### Material for the task ###
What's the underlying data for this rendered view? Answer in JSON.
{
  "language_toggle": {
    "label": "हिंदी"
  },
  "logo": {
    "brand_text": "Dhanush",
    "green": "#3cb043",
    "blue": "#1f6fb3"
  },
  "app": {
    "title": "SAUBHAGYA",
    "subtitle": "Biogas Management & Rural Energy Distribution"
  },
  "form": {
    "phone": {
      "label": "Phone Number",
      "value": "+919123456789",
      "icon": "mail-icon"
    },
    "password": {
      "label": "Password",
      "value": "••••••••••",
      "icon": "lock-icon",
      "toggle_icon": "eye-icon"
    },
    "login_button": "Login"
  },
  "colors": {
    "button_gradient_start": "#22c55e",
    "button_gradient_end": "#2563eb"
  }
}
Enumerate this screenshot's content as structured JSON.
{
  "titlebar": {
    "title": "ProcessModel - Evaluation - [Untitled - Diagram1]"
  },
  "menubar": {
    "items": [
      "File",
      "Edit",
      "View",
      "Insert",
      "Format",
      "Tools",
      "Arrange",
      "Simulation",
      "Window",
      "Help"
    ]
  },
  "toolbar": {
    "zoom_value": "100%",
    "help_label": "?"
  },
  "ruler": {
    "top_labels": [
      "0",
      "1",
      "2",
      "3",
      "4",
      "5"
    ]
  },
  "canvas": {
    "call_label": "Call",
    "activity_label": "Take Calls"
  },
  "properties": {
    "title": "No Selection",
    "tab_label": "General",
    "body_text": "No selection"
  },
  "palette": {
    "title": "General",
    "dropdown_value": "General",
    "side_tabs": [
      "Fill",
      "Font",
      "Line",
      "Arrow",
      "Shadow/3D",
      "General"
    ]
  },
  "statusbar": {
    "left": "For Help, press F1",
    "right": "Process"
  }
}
###
### What you will do
Find every line in the records above that holds the word "icon", and copy each one.

### Exercise answer
      "icon": "mail-icon"
      "icon": "lock-icon",
      "toggle_icon": "eye-icon"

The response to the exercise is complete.